Data listing:
++++++++++++++++++++
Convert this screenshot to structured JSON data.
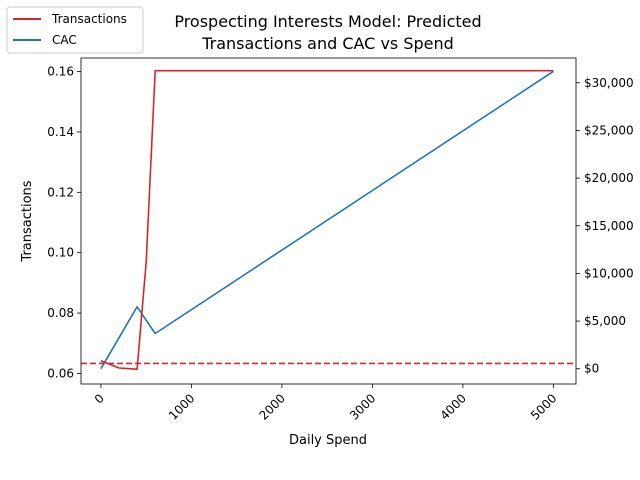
{
  "chart_data": {
    "type": "line",
    "title_lines": [
      "Prospecting Interests Model: Predicted",
      "Transactions and CAC vs Spend"
    ],
    "xlabel": "Daily Spend",
    "ylabel": "Transactions",
    "xlim": [
      -220,
      5250
    ],
    "ylim_left": [
      0.0565,
      0.1645
    ],
    "ylim_right": [
      -1600,
      32600
    ],
    "x_ticks": [
      0,
      1000,
      2000,
      3000,
      4000,
      5000
    ],
    "x_tick_labels": [
      "0",
      "1000",
      "2000",
      "3000",
      "4000",
      "5000"
    ],
    "y_left_ticks": [
      0.06,
      0.08,
      0.1,
      0.12,
      0.14,
      0.16
    ],
    "y_left_tick_labels": [
      "0.06",
      "0.08",
      "0.10",
      "0.12",
      "0.14",
      "0.16"
    ],
    "y_right_ticks": [
      0,
      5000,
      10000,
      15000,
      20000,
      25000,
      30000
    ],
    "y_right_tick_labels": [
      "$0",
      "$5,000",
      "$10,000",
      "$15,000",
      "$20,000",
      "$25,000",
      "$30,000"
    ],
    "legend_position": "top-left",
    "series": [
      {
        "name": "Transactions",
        "axis": "left",
        "color": "#d62728",
        "x": [
          0,
          200,
          400,
          500,
          600,
          5000
        ],
        "y": [
          0.0642,
          0.0618,
          0.0614,
          0.097,
          0.1603,
          0.1603
        ]
      },
      {
        "name": "CAC",
        "axis": "right",
        "color": "#1f77b4",
        "x": [
          0,
          400,
          600,
          5000
        ],
        "y": [
          0,
          6500,
          3700,
          31200
        ]
      }
    ],
    "reference_line": {
      "axis": "left",
      "y": 0.0633,
      "color": "#d62728",
      "style": "dashed"
    }
  }
}
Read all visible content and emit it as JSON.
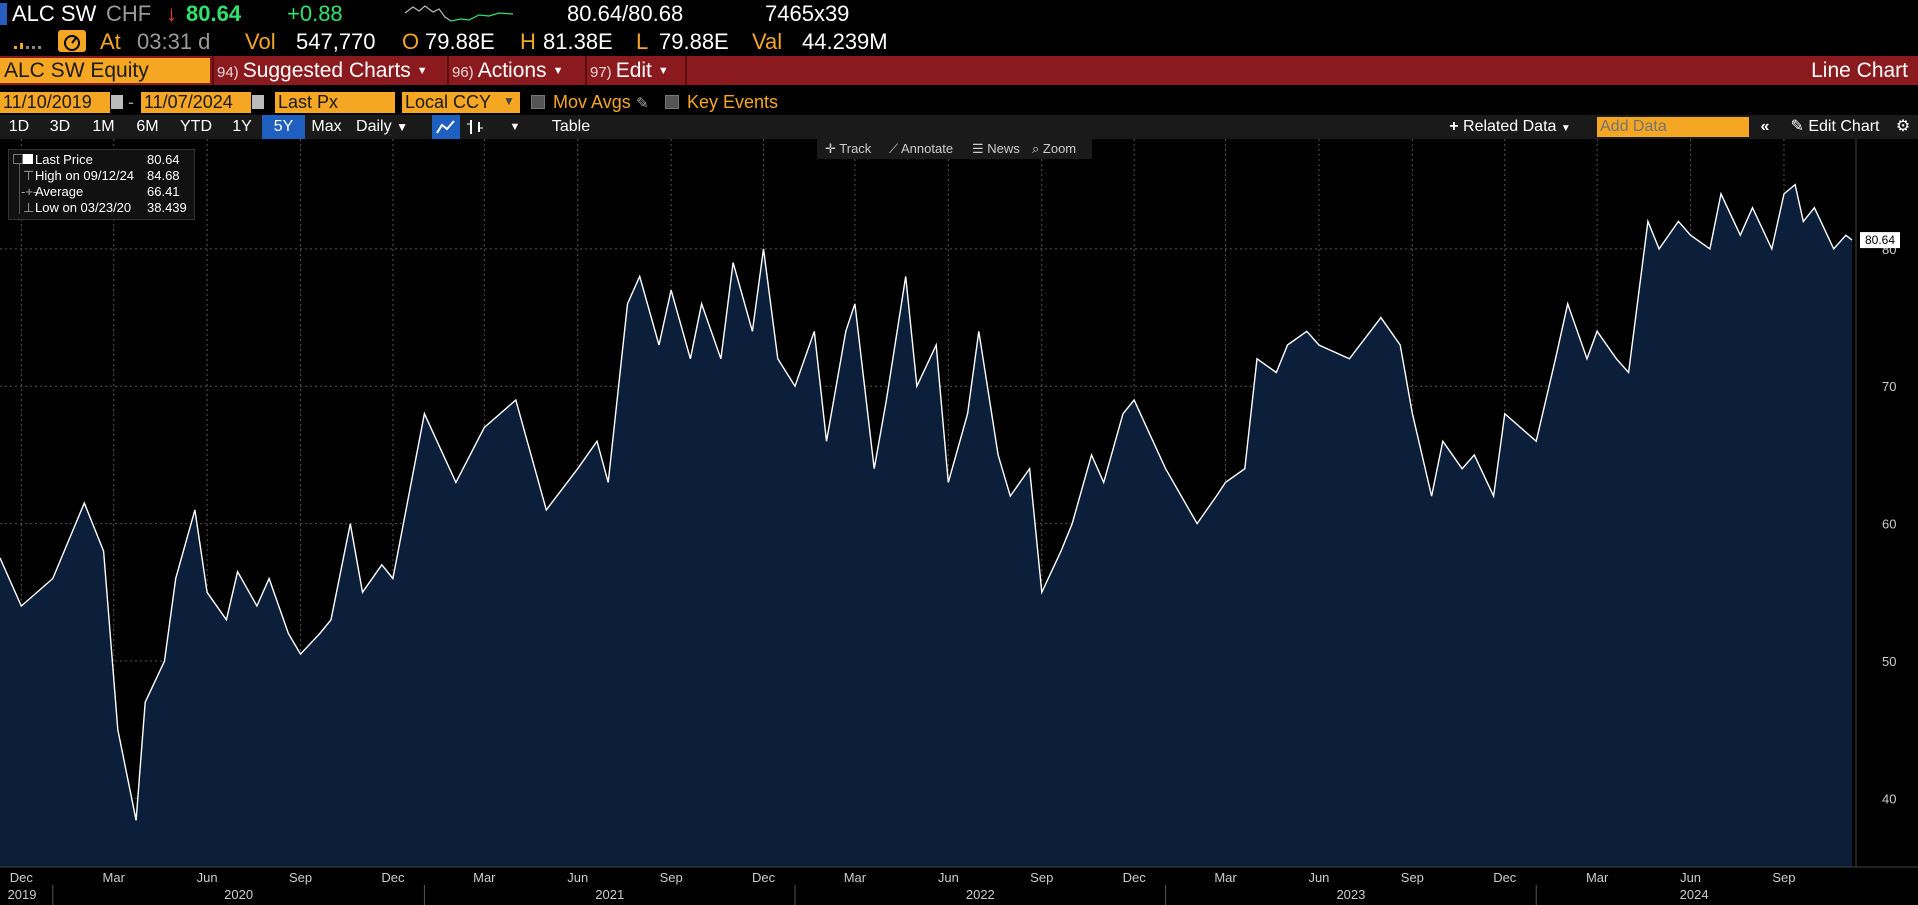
++++++++++++++++++++
Instructions for the task:
Every entry should be returned exactly as written, minus the pictures.

Solution to the problem:
Convert this screenshot to structured JSON data.
{
  "chart_data": {
    "type": "line",
    "title_lines": [
      "Prospecting Interests Model: Predicted",
      "Transactions and CAC vs Spend"
    ],
    "xlabel": "Daily Spend",
    "ylabel": "Transactions",
    "xlim": [
      -220,
      5250
    ],
    "ylim_left": [
      0.0565,
      0.1645
    ],
    "ylim_right": [
      -1600,
      32600
    ],
    "x_ticks": [
      0,
      1000,
      2000,
      3000,
      4000,
      5000
    ],
    "x_tick_labels": [
      "0",
      "1000",
      "2000",
      "3000",
      "4000",
      "5000"
    ],
    "y_left_ticks": [
      0.06,
      0.08,
      0.1,
      0.12,
      0.14,
      0.16
    ],
    "y_left_tick_labels": [
      "0.06",
      "0.08",
      "0.10",
      "0.12",
      "0.14",
      "0.16"
    ],
    "y_right_ticks": [
      0,
      5000,
      10000,
      15000,
      20000,
      25000,
      30000
    ],
    "y_right_tick_labels": [
      "$0",
      "$5,000",
      "$10,000",
      "$15,000",
      "$20,000",
      "$25,000",
      "$30,000"
    ],
    "legend_position": "top-left",
    "series": [
      {
        "name": "Transactions",
        "axis": "left",
        "color": "#d62728",
        "x": [
          0,
          200,
          400,
          500,
          600,
          5000
        ],
        "y": [
          0.0642,
          0.0618,
          0.0614,
          0.097,
          0.1603,
          0.1603
        ]
      },
      {
        "name": "CAC",
        "axis": "right",
        "color": "#1f77b4",
        "x": [
          0,
          400,
          600,
          5000
        ],
        "y": [
          0,
          6500,
          3700,
          31200
        ]
      }
    ],
    "reference_line": {
      "axis": "left",
      "y": 0.0633,
      "color": "#d62728",
      "style": "dashed"
    }
  }
}
Read all visible content and emit it as JSON.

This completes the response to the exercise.